● EXERCISE PROMPT: In the study passage on out-of-hours presentation, what time span was adopted as the definition of weekend?

● PASSAGE:
BEGIN

As data were collected prospectively we have been able to correctly identify patients admitted late on Fridays who would theoretically be most at risk of any weekend effect. The outcome from UGIH is determined not only by availability of endoscopy but also by effectiveness of resuscitation, which could be affected by availability of senior staff. Defining which times of presentation should be considered as ‘out-of-hours’ is complex and we acknowledge that by including those patients presenting near the start of the working day in the ‘out of hours’ group we could potentially have diluted any effect related to presentation time. After discussion, arbitrary definitions of weekday (09:00-17:00 Monday–Friday), weeknight (17:00–09:00 Monday–Thursday) and weekend (17:00 Friday–09:00 Monday) were adopted. We were unable to look at the effect of presentation on holidays, although this has previously been shown not to affect outcomes. 15 Early endoscopy improves mortality rates for patients with high-risk but not low-risk non-variceal haemorrhage. 26 We therefore studied whether there was any effect from presenting out-of-hours with higher risk bleeding and perhaps having delayed endoscopy as a result. Using GBS >1 (patients recommended to have inpatient management of their UGIH), GBS >12 (shown to be high risk in previous studies), AIMS65 ≥2 (those with highest mortality) and finally those receiving endoscopic therapy as surrogate markers for severity of bleeding failed to demonstrate any weekend effect on outcome. Although we found no such effect, it is possible that our study had insufficient power to demonstrate a difference as the number of participants was reduced when studying higher risk groups.
It was unexpected that patients presenting during weekdays actually had the longest time from presentation to endoscopy. It is possible that this relates to protected inpatient spaces being made available on morning (but not afternoon) endoscopy lists specifically for patients with UGIH. Therefore patients presenting late morning or in the afternoon may wait until the following day for their endoscopy. Although not directly studied here it is possible that offering inpatient spaces during afternoon endoscopy lists may reduce time to endoscopy and could improve length of stay and inpatient costs. Others have previously reported shorter time to endoscopy for weekend admissions 15 although most have shown delays.11–13,16
Contrary to some previous studies we did not find any increase in comorbidity 9 nor in haemodynamic instability 14 for patients presenting at weekends. In fact, as reported by others previously, patients presenting on weekdays had lower haemoglobin than those presenting out-of-hours. 15 There was no statistical difference in age or pre- or post-endoscopy scores dependent upon presentation time.
In conclusion, this multi-centre international study indicates that there is no clinically relevant increase in mortality for patients presenting with UGIH at weekends, or out-of-hours weekdays, in high-volume centres with access to around the clock endoscopy. Therefore, increasing out-of-hours availability in such centres is unlikely to have a major impact on mortality for patients with UGIH.

END

● ENTRIES PROVIDED:
BEGIN

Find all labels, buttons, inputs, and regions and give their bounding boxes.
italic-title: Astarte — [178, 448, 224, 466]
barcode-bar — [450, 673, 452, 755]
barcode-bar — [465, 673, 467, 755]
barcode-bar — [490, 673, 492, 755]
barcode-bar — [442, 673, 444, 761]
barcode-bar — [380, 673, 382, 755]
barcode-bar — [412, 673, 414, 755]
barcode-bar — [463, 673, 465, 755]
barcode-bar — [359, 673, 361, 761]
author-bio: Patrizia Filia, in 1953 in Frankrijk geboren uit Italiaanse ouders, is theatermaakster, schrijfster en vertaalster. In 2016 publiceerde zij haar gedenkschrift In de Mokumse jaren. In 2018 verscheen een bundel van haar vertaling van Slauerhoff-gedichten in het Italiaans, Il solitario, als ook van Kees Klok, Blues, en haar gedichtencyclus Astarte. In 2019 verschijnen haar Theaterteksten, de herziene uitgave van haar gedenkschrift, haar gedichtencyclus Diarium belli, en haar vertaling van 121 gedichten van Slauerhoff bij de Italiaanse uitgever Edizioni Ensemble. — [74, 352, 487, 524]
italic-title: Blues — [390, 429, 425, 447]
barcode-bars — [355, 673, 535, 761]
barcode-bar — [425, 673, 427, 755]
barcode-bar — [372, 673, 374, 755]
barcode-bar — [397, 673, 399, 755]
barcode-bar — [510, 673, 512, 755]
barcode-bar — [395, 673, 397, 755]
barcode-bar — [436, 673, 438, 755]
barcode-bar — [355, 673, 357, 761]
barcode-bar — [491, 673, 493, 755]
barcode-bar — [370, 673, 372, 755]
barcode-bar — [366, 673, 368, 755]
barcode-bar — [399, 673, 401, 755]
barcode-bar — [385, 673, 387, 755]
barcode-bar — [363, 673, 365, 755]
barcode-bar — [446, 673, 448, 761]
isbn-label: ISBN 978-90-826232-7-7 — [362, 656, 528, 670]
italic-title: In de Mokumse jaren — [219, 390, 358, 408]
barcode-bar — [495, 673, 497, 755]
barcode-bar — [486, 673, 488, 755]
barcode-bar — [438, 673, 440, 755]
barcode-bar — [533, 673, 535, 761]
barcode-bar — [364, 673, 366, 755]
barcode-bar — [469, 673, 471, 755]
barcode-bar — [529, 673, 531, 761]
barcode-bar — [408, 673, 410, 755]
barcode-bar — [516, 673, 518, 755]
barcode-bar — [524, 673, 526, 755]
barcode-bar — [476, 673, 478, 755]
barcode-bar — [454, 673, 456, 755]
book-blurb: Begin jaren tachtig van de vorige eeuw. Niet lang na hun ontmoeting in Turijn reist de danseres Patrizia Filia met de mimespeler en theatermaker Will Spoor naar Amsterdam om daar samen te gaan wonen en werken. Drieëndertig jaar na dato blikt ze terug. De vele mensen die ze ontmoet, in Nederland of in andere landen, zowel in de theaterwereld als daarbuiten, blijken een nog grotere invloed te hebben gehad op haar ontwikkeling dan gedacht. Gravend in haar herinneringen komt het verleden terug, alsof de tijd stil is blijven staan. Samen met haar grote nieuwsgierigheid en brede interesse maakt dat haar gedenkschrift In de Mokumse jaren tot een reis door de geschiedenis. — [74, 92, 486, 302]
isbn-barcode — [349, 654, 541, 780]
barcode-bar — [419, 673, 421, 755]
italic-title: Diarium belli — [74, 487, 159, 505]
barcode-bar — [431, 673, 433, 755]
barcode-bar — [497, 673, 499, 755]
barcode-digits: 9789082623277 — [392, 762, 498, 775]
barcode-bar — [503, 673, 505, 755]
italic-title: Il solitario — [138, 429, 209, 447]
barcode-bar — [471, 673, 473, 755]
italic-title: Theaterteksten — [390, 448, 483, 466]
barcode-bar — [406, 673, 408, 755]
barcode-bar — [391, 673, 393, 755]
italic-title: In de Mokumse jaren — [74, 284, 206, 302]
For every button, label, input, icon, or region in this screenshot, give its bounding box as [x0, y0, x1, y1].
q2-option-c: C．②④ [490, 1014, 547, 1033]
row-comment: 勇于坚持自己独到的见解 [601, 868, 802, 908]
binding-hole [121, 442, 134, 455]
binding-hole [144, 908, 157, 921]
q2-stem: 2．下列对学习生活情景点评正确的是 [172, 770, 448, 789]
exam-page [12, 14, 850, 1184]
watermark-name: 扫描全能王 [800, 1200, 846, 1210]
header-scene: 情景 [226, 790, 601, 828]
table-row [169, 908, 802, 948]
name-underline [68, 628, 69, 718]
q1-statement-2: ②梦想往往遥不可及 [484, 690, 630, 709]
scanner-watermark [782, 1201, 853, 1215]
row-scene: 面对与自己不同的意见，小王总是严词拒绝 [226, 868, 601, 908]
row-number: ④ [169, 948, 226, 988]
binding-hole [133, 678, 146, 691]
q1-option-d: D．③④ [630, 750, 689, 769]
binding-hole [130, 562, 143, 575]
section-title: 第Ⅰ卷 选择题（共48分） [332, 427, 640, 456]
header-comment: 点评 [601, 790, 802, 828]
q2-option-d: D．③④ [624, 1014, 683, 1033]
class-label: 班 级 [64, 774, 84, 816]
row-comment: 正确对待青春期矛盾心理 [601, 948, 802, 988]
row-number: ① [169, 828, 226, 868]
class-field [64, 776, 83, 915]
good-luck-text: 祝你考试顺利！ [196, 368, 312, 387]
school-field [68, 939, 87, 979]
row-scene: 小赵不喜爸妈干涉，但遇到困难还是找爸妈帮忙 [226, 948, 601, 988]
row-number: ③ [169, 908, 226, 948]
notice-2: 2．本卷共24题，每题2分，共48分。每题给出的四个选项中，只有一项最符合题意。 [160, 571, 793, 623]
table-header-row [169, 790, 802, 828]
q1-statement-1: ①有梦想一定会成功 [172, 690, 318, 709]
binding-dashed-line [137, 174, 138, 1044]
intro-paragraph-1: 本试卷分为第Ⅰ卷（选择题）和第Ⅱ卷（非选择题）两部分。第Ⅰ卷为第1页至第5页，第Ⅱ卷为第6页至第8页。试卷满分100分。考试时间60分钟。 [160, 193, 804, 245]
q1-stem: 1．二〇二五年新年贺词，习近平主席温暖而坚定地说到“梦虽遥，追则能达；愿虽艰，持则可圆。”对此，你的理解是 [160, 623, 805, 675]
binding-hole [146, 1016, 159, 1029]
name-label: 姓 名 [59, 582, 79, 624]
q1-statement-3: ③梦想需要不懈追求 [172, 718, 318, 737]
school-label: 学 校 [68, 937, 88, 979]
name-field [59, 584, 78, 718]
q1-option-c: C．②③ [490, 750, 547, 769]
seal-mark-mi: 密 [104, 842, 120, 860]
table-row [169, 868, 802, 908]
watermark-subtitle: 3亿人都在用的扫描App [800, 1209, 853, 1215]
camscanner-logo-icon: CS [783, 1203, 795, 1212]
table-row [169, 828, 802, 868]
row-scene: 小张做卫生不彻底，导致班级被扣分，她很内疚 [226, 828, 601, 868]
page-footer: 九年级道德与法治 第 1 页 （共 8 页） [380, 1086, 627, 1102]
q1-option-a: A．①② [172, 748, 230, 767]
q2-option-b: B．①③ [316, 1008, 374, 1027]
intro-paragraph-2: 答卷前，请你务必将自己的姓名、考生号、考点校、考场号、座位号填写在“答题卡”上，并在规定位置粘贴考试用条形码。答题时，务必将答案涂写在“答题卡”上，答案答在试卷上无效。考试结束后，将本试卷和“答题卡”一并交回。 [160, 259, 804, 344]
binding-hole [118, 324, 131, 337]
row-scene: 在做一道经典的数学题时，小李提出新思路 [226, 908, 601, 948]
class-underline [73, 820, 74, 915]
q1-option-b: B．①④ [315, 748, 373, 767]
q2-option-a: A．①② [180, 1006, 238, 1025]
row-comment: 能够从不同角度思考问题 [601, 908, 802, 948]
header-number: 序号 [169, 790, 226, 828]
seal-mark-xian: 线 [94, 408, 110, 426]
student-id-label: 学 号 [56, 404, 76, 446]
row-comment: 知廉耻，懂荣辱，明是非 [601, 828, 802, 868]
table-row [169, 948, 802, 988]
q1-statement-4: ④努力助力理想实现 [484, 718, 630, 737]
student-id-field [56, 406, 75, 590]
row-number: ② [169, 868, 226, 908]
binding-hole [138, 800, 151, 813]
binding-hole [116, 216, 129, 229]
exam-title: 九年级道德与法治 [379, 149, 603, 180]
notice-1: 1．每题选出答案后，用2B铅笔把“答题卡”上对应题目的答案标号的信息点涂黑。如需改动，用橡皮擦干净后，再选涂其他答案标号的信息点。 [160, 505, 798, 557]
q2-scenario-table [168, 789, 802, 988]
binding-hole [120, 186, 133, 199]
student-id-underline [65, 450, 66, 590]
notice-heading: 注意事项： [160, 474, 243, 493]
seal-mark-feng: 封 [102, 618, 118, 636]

END

● RESPONSE TO THE EXERCISE: From 17:00 Friday to 09:00 Monday.